[WHAT THE TASK ASKS]: Read the lines below and count those that have the word "ودورها". Respond with the number only.

====== DATA SECTION

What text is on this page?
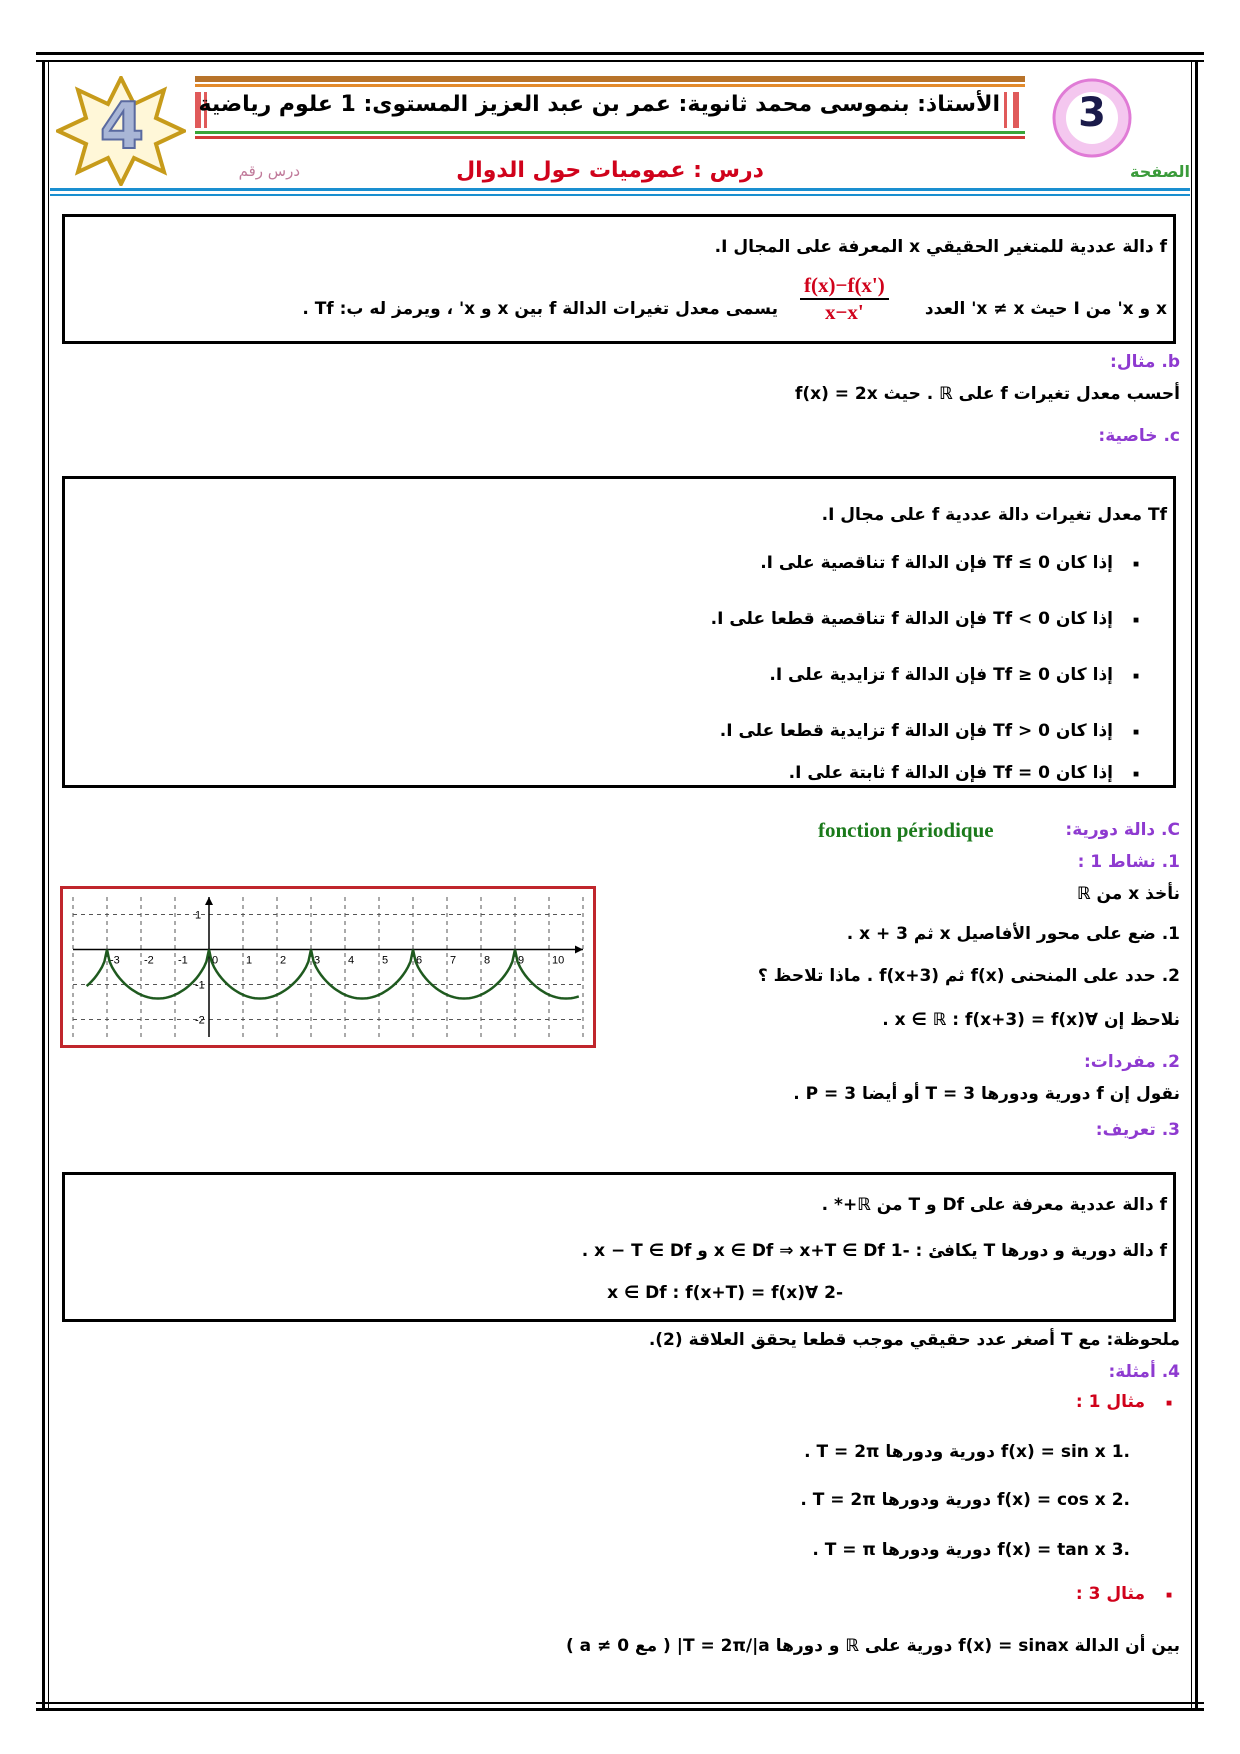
4	الأستاذ: بنموسى محمد ثانوية: عمر بن عبد العزيز المستوى: 1 علوم رياضية	3
الصفحة
درس : عموميات حول الدوال
درس رقم
f دالة عددية للمتغير الحقيقي x المعرفة على المجال I.
x و x' من I حيث x ≠ x' العدد
$\frac{f(x)-f(x')}{x-x'}$
يسمى معدل تغيرات الدالة f بين x و x' ، ويرمز له ب: Tf .
b. مثال:
أحسب معدل تغيرات f على ℝ . حيث f(x) = 2x
c. خاصية:
Tf معدل تغيرات دالة عددية f على مجال I.
■
إذا كان Tf ≤ 0 فإن الدالة f تناقصية على I.
■
إذا كان Tf < 0 فإن الدالة f تناقصية قطعا على I.
■
إذا كان Tf ≥ 0 فإن الدالة f تزايدية على I.
■
إذا كان Tf > 0 فإن الدالة f تزايدية قطعا على I.
■
إذا كان Tf = 0 فإن الدالة f ثابتة على I.
C. دالة دورية:
fonction périodique
1. نشاط 1 :
نأخذ x من ℝ
1. ضع على محور الأفاصيل x ثم x + 3 .
2. حدد على المنحنى f(x) ثم f(x+3) . ماذا تلاحظ ؟
نلاحظ إن ∀x ∈ ℝ : f(x+3) = f(x) .
2. مفردات:
نقول إن f دورية ودورها T = 3 أو أيضا P = 3 .
3. تعريف:
-3 -2 -1 0	1	2	3	4	5	6	7	8	9	10
1
-1
-2
f دالة عددية معرفة على Df و T من ℝ+* .
f دالة دورية و دورها T يكافئ : -1 x ∈ Df ⇒ x+T ∈ Df و x − T ∈ Df .
-2 ∀x ∈ Df : f(x+T) = f(x)
ملحوظة: مع T أصغر عدد حقيقي موجب قطعا يحقق العلاقة (2).
4. أمثلة:
■
مثال 1 :
.1 f(x) = sin x دورية ودورها T = 2π .
.2 f(x) = cos x دورية ودورها T = 2π .
.3 f(x) = tan x دورية ودورها T = π .
■
مثال 3 :
بين أن الدالة f(x) = sinax دورية على ℝ و دورها T = 2π/|a| ( مع a ≠ 0 )
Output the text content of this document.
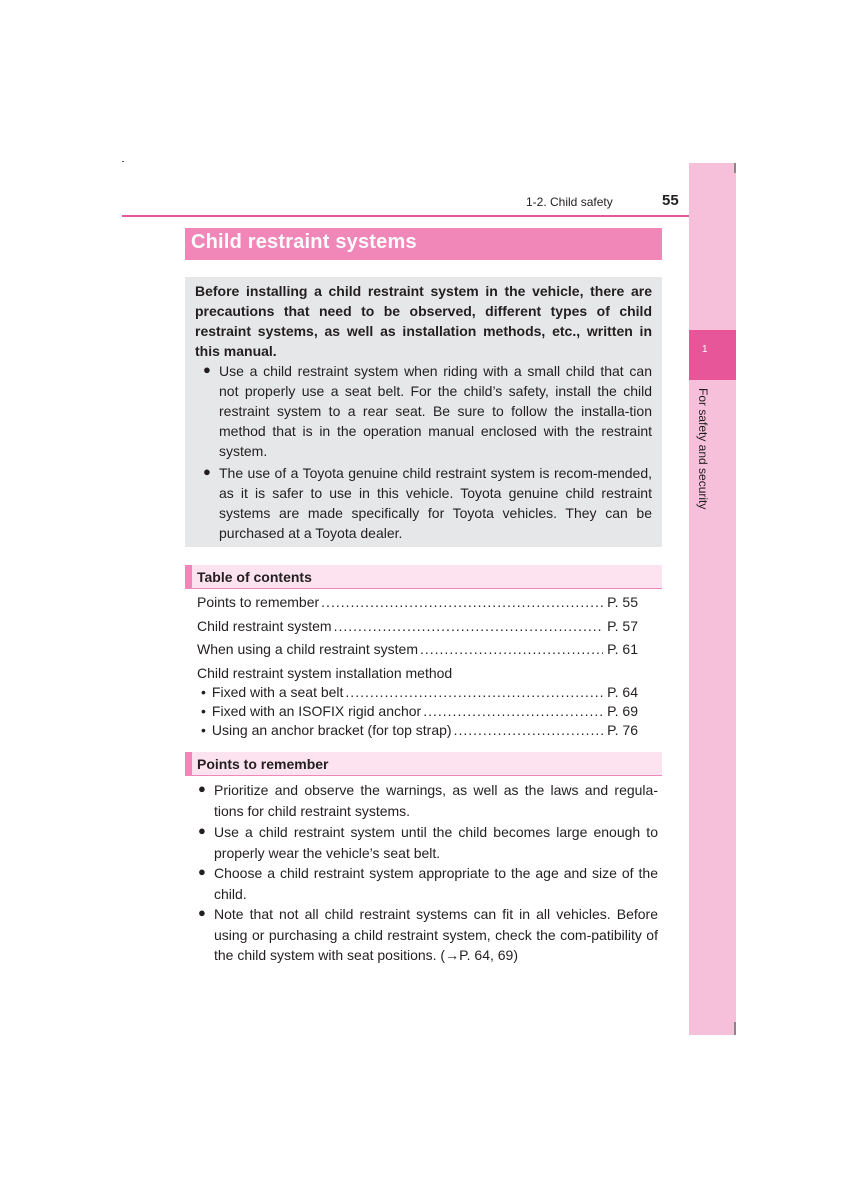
1-2. Child safety	55
1
For safety and security
Child restraint systems
Before installing a child restraint system in the vehicle, there are precautions that need to be observed, different types of child restraint systems, as well as installation methods, etc., written in this manual.
● Use a child restraint system when riding with a small child that can not properly use a seat belt. For the child’s safety, install the child restraint system to a rear seat. Be sure to follow the installa-tion method that is in the operation manual enclosed with the restraint system.
● The use of a Toyota genuine child restraint system is recom-mended, as it is safer to use in this vehicle. Toyota genuine child restraint systems are made specifically for Toyota vehicles. They can be purchased at a Toyota dealer.
Table of contents
Points to remember .....	P. 55
Child restraint system .....	P. 57
When using a child restraint system .....	P. 61
Child restraint system installation method
• Fixed with a seat belt .....	P. 64
• Fixed with an ISOFIX rigid anchor .....	P. 69
• Using an anchor bracket (for top strap) .....	P. 76
Points to remember
● Prioritize and observe the warnings, as well as the laws and regula-tions for child restraint systems.
● Use a child restraint system until the child becomes large enough to properly wear the vehicle’s seat belt.
● Choose a child restraint system appropriate to the age and size of the child.
● Note that not all child restraint systems can fit in all vehicles. Before using or purchasing a child restraint system, check the com-patibility of the child system with seat positions. (→P. 64, 69)
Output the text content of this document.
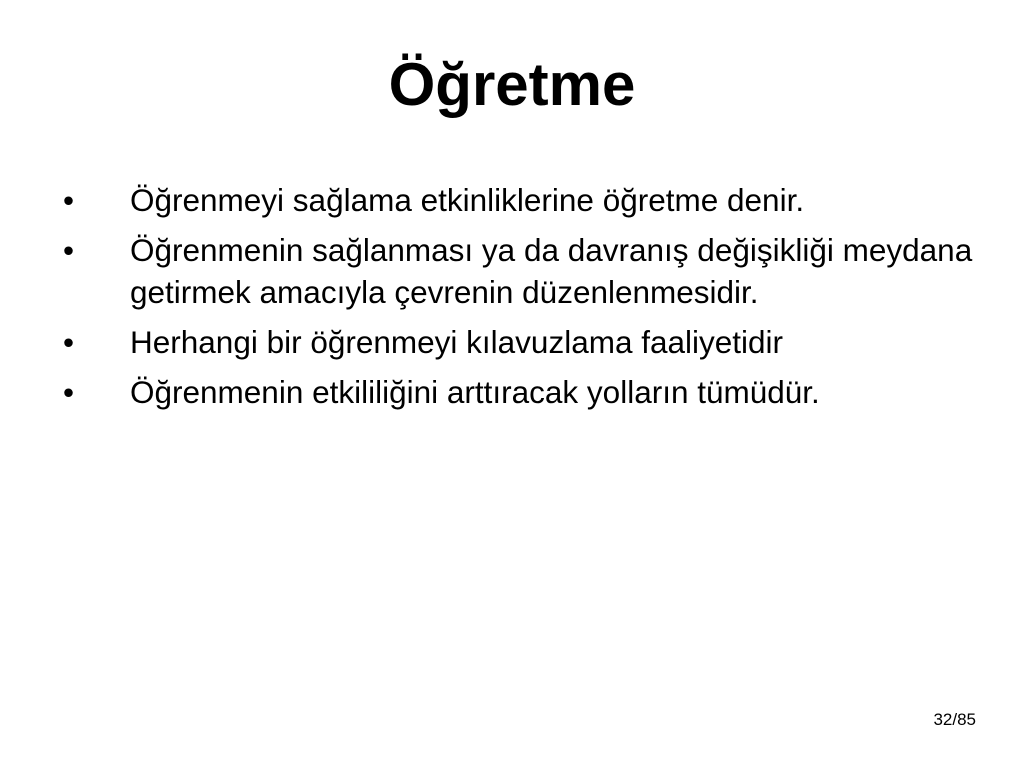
Öğretme
• Öğrenmeyi sağlama etkinliklerine öğretme denir.
• Öğrenmenin sağlanması ya da davranış değişikliği meydana getirmek amacıyla çevrenin düzenlenmesidir.
• Herhangi bir öğrenmeyi kılavuzlama faaliyetidir
• Öğrenmenin etkililiğini arttıracak yolların tümüdür.
32/85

============

[COMPLETED TASK]: 4